SHORT EXERCISE: Word for word, retype every entry in the listing.
* begin *
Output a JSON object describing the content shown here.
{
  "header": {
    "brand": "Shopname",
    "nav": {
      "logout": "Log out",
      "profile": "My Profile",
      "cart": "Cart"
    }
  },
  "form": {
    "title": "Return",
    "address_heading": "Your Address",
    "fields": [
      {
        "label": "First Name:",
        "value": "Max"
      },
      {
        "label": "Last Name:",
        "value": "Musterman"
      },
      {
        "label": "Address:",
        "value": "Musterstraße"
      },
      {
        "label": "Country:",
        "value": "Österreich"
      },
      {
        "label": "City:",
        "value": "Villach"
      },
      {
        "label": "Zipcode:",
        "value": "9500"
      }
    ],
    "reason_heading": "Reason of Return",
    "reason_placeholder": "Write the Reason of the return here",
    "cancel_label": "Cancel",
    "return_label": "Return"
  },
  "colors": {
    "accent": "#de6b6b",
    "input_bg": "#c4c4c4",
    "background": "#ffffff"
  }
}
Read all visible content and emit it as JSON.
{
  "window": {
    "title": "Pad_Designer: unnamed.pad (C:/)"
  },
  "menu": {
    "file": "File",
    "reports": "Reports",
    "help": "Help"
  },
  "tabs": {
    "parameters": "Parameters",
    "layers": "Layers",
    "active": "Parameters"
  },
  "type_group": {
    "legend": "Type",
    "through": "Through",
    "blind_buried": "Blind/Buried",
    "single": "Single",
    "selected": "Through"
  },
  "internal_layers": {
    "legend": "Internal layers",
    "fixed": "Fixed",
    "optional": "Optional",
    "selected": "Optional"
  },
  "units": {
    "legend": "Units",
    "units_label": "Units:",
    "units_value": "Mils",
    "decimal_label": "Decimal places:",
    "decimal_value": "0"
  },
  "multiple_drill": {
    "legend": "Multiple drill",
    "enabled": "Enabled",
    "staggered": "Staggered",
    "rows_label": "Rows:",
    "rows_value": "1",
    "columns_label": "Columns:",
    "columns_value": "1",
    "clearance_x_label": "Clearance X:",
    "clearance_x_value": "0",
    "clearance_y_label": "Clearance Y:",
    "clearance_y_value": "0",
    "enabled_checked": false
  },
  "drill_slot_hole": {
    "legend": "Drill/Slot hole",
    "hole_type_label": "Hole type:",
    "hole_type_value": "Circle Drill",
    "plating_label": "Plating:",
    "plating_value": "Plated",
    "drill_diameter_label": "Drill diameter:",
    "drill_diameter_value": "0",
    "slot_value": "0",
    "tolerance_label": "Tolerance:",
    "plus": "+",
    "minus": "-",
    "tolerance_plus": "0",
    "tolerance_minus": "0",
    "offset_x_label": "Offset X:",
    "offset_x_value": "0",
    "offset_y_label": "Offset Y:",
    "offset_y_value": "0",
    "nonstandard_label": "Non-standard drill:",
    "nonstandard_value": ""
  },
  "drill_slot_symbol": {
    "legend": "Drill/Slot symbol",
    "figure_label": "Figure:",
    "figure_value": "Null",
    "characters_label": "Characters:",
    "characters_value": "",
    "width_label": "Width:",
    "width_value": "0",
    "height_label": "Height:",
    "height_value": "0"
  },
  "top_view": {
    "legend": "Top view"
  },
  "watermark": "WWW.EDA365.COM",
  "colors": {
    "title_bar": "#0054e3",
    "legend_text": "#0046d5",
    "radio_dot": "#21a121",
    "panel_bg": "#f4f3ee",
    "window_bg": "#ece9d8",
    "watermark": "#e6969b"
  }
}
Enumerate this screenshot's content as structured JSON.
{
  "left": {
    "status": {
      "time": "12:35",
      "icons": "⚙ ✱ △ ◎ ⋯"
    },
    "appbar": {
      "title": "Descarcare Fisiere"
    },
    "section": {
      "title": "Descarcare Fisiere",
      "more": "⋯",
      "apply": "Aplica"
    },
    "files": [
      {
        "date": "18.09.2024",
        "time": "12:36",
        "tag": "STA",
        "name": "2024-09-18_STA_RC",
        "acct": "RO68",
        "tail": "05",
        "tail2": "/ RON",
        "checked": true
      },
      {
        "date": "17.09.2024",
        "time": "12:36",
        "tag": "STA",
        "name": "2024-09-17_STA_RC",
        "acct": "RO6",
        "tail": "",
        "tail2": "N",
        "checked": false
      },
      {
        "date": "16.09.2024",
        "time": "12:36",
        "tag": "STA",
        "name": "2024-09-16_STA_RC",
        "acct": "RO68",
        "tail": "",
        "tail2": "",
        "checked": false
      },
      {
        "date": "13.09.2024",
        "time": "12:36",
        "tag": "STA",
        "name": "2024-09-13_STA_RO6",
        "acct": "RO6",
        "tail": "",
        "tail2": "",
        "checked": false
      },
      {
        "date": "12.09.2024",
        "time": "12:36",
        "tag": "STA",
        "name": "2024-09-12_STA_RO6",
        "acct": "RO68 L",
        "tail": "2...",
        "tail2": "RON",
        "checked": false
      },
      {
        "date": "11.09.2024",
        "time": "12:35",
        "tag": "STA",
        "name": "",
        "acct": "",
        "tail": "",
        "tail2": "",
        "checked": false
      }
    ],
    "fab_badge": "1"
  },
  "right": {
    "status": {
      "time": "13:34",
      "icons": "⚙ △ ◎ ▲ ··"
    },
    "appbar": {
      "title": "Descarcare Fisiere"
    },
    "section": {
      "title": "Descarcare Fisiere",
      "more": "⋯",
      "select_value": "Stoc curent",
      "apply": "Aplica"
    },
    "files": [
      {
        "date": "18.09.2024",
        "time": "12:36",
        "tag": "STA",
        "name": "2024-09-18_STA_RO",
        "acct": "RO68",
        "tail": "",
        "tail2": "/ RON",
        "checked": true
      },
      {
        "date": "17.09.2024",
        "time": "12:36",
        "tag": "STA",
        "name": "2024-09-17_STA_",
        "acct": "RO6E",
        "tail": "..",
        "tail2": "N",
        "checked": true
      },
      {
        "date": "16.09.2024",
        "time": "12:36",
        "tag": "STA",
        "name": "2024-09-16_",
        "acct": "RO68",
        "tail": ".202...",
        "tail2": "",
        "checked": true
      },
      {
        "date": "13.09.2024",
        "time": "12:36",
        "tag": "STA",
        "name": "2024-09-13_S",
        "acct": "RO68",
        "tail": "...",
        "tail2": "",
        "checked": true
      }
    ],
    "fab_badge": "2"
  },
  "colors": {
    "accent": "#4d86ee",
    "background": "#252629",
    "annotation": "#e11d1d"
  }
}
* end *
EXERCISE SOLUTION:
Output a JSON object describing the content shown here.
{
  "header": {
    "brand": "Shopname",
    "nav": {
      "logout": "Log out",
      "profile": "My Profile",
      "cart": "Cart"
    }
  },
  "form": {
    "title": "Return",
    "address_heading": "Your Address",
    "fields": [
      {
        "label": "First Name:",
        "value": "Max"
      },
      {
        "label": "Last Name:",
        "value": "Musterman"
      },
      {
        "label": "Address:",
        "value": "Musterstraße"
      },
      {
        "label": "Country:",
        "value": "Österreich"
      },
      {
        "label": "City:",
        "value": "Villach"
      },
      {
        "label": "Zipcode:",
        "value": "9500"
      }
    ],
    "reason_heading": "Reason of Return",
    "reason_placeholder": "Write the Reason of the return here",
    "cancel_label": "Cancel",
    "return_label": "Return"
  },
  "colors": {
    "accent": "#de6b6b",
    "input_bg": "#c4c4c4",
    "background": "#ffffff"
  }
}
Read all visible content and emit it as JSON.
{
  "window": {
    "title": "Pad_Designer: unnamed.pad (C:/)"
  },
  "menu": {
    "file": "File",
    "reports": "Reports",
    "help": "Help"
  },
  "tabs": {
    "parameters": "Parameters",
    "layers": "Layers",
    "active": "Parameters"
  },
  "type_group": {
    "legend": "Type",
    "through": "Through",
    "blind_buried": "Blind/Buried",
    "single": "Single",
    "selected": "Through"
  },
  "internal_layers": {
    "legend": "Internal layers",
    "fixed": "Fixed",
    "optional": "Optional",
    "selected": "Optional"
  },
  "units": {
    "legend": "Units",
    "units_label": "Units:",
    "units_value": "Mils",
    "decimal_label": "Decimal places:",
    "decimal_value": "0"
  },
  "multiple_drill": {
    "legend": "Multiple drill",
    "enabled": "Enabled",
    "staggered": "Staggered",
    "rows_label": "Rows:",
    "rows_value": "1",
    "columns_label": "Columns:",
    "columns_value": "1",
    "clearance_x_label": "Clearance X:",
    "clearance_x_value": "0",
    "clearance_y_label": "Clearance Y:",
    "clearance_y_value": "0",
    "enabled_checked": false
  },
  "drill_slot_hole": {
    "legend": "Drill/Slot hole",
    "hole_type_label": "Hole type:",
    "hole_type_value": "Circle Drill",
    "plating_label": "Plating:",
    "plating_value": "Plated",
    "drill_diameter_label": "Drill diameter:",
    "drill_diameter_value": "0",
    "slot_value": "0",
    "tolerance_label": "Tolerance:",
    "plus": "+",
    "minus": "-",
    "tolerance_plus": "0",
    "tolerance_minus": "0",
    "offset_x_label": "Offset X:",
    "offset_x_value": "0",
    "offset_y_label": "Offset Y:",
    "offset_y_value": "0",
    "nonstandard_label": "Non-standard drill:",
    "nonstandard_value": ""
  },
  "drill_slot_symbol": {
    "legend": "Drill/Slot symbol",
    "figure_label": "Figure:",
    "figure_value": "Null",
    "characters_label": "Characters:",
    "characters_value": "",
    "width_label": "Width:",
    "width_value": "0",
    "height_label": "Height:",
    "height_value": "0"
  },
  "top_view": {
    "legend": "Top view"
  },
  "watermark": "WWW.EDA365.COM",
  "colors": {
    "title_bar": "#0054e3",
    "legend_text": "#0046d5",
    "radio_dot": "#21a121",
    "panel_bg": "#f4f3ee",
    "window_bg": "#ece9d8",
    "watermark": "#e6969b"
  }
}
Enumerate this screenshot's content as structured JSON.
{
  "left": {
    "status": {
      "time": "12:35",
      "icons": "⚙ ✱ △ ◎ ⋯"
    },
    "appbar": {
      "title": "Descarcare Fisiere"
    },
    "section": {
      "title": "Descarcare Fisiere",
      "more": "⋯",
      "apply": "Aplica"
    },
    "files": [
      {
        "date": "18.09.2024",
        "time": "12:36",
        "tag": "STA",
        "name": "2024-09-18_STA_RC",
        "acct": "RO68",
        "tail": "05",
        "tail2": "/ RON",
        "checked": true
      },
      {
        "date": "17.09.2024",
        "time": "12:36",
        "tag": "STA",
        "name": "2024-09-17_STA_RC",
        "acct": "RO6",
        "tail": "",
        "tail2": "N",
        "checked": false
      },
      {
        "date": "16.09.2024",
        "time": "12:36",
        "tag": "STA",
        "name": "2024-09-16_STA_RC",
        "acct": "RO68",
        "tail": "",
        "tail2": "",
        "checked": false
      },
      {
        "date": "13.09.2024",
        "time": "12:36",
        "tag": "STA",
        "name": "2024-09-13_STA_RO6",
        "acct": "RO6",
        "tail": "",
        "tail2": "",
        "checked": false
      },
      {
        "date": "12.09.2024",
        "time": "12:36",
        "tag": "STA",
        "name": "2024-09-12_STA_RO6",
        "acct": "RO68 L",
        "tail": "2...",
        "tail2": "RON",
        "checked": false
      },
      {
        "date": "11.09.2024",
        "time": "12:35",
        "tag": "STA",
        "name": "",
        "acct": "",
        "tail": "",
        "tail2": "",
        "checked": false
      }
    ],
    "fab_badge": "1"
  },
  "right": {
    "status": {
      "time": "13:34",
      "icons": "⚙ △ ◎ ▲ ··"
    },
    "appbar": {
      "title": "Descarcare Fisiere"
    },
    "section": {
      "title": "Descarcare Fisiere",
      "more": "⋯",
      "select_value": "Stoc curent",
      "apply": "Aplica"
    },
    "files": [
      {
        "date": "18.09.2024",
        "time": "12:36",
        "tag": "STA",
        "name": "2024-09-18_STA_RO",
        "acct": "RO68",
        "tail": "",
        "tail2": "/ RON",
        "checked": true
      },
      {
        "date": "17.09.2024",
        "time": "12:36",
        "tag": "STA",
        "name": "2024-09-17_STA_",
        "acct": "RO6E",
        "tail": "..",
        "tail2": "N",
        "checked": true
      },
      {
        "date": "16.09.2024",
        "time": "12:36",
        "tag": "STA",
        "name": "2024-09-16_",
        "acct": "RO68",
        "tail": ".202...",
        "tail2": "",
        "checked": true
      },
      {
        "date": "13.09.2024",
        "time": "12:36",
        "tag": "STA",
        "name": "2024-09-13_S",
        "acct": "RO68",
        "tail": "...",
        "tail2": "",
        "checked": true
      }
    ],
    "fab_badge": "2"
  },
  "colors": {
    "accent": "#4d86ee",
    "background": "#252629",
    "annotation": "#e11d1d"
  }
}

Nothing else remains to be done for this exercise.